» **SOURCE MATERIAL**
--

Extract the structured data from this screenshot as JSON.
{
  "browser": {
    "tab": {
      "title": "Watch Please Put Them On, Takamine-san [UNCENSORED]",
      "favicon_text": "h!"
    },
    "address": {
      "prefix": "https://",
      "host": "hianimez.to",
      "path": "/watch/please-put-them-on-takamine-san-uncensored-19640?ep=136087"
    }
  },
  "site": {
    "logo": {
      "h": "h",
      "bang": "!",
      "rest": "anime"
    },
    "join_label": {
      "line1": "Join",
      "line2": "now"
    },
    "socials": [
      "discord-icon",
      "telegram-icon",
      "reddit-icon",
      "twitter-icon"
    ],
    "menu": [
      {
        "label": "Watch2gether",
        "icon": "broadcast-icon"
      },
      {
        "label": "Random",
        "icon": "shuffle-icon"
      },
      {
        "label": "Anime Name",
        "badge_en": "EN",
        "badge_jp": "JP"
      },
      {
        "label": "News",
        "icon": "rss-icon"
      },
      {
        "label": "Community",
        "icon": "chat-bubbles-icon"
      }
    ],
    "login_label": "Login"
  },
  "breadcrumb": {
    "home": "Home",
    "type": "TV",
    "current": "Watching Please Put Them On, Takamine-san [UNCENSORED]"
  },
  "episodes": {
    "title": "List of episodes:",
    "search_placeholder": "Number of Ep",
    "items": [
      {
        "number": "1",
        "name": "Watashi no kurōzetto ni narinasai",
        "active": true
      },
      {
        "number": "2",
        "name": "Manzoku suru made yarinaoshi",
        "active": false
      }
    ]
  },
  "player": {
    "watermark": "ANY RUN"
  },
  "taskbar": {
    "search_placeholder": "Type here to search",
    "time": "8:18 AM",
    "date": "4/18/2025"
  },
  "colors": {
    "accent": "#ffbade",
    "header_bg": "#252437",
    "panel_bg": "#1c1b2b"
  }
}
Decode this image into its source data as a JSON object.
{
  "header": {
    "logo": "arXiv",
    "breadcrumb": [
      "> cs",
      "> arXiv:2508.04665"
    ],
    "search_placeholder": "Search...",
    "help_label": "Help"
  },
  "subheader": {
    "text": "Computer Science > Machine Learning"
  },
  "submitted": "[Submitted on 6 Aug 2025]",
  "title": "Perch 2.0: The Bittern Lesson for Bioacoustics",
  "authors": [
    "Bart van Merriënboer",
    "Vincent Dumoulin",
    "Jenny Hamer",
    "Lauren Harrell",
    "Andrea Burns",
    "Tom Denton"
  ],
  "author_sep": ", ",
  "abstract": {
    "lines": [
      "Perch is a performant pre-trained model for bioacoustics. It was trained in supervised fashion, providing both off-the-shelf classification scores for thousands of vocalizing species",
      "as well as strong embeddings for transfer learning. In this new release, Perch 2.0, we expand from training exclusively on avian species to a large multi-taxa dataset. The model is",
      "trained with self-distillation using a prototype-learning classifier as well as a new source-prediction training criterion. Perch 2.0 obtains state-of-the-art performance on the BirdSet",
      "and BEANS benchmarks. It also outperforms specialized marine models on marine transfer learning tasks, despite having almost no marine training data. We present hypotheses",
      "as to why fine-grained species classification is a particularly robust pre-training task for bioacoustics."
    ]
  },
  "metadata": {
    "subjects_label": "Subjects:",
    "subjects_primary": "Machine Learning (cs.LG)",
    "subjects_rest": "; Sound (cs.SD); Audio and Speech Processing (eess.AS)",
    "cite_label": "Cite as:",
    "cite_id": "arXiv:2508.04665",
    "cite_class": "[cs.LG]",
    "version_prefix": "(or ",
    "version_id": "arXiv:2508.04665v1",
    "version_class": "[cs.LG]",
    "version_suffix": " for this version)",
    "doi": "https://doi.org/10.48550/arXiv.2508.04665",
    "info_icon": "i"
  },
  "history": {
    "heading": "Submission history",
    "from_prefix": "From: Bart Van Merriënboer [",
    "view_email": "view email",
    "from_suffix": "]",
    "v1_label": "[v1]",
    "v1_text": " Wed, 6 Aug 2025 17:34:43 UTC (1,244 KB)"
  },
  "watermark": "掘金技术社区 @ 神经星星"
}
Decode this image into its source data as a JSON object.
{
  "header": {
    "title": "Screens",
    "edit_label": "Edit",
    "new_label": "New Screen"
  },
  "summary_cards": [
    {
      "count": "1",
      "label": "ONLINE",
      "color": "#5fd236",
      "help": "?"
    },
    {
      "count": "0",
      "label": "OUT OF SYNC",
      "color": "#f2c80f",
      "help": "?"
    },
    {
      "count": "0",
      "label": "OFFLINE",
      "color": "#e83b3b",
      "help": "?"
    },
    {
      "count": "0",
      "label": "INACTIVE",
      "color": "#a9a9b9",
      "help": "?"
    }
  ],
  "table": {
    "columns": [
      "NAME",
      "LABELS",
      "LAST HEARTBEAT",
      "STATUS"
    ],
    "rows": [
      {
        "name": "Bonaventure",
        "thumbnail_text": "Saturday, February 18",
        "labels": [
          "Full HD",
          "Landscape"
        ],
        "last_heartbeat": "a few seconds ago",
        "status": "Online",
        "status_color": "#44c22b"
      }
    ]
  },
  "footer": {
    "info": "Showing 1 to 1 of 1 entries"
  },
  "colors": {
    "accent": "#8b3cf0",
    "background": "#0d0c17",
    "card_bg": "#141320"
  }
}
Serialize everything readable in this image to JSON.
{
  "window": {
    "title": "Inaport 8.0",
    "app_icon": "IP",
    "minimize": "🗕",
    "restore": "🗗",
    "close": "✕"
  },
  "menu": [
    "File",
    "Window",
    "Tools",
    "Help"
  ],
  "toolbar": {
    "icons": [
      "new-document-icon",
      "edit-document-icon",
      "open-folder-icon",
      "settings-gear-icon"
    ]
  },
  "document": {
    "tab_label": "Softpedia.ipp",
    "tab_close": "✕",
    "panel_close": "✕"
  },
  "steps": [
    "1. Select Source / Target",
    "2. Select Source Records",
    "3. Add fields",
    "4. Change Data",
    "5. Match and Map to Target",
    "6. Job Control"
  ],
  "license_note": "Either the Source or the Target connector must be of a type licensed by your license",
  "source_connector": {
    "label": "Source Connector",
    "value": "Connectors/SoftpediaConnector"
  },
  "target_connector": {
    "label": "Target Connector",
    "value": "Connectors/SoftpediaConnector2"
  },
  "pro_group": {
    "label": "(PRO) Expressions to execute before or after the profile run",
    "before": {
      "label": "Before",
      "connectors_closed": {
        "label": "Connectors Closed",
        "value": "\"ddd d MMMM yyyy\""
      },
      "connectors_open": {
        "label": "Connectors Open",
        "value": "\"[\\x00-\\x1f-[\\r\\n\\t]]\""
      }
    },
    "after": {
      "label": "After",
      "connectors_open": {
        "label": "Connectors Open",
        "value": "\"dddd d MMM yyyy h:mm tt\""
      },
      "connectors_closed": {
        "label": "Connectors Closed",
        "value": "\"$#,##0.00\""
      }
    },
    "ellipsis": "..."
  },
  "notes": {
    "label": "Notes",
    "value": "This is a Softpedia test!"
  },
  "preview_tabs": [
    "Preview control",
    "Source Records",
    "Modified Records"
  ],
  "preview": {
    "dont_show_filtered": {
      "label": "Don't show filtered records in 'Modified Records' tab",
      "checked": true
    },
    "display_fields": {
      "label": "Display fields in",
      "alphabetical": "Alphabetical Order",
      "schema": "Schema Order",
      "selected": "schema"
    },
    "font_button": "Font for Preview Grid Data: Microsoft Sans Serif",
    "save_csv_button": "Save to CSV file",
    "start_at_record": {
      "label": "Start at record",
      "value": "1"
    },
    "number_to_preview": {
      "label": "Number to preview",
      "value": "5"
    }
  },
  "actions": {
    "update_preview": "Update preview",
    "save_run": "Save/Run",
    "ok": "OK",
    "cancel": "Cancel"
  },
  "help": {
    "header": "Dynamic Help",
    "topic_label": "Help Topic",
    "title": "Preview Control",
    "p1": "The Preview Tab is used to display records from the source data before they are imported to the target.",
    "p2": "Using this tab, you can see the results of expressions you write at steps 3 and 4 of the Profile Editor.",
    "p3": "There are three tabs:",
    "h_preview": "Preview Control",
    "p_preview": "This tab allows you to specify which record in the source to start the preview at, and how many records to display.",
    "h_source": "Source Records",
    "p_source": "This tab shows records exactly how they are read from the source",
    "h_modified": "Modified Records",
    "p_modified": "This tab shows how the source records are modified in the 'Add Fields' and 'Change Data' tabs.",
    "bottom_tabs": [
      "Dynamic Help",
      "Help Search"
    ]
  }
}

--

» **WORK INSTRUCTIONS**
Copy each line of the entries that includes the word "JSON".

» **TASK SOLUTION**
Extract the structured data from this screenshot as JSON.
Decode this image into its source data as a JSON object.
Decode this image into its source data as a JSON object.
Serialize everything readable in this image to JSON.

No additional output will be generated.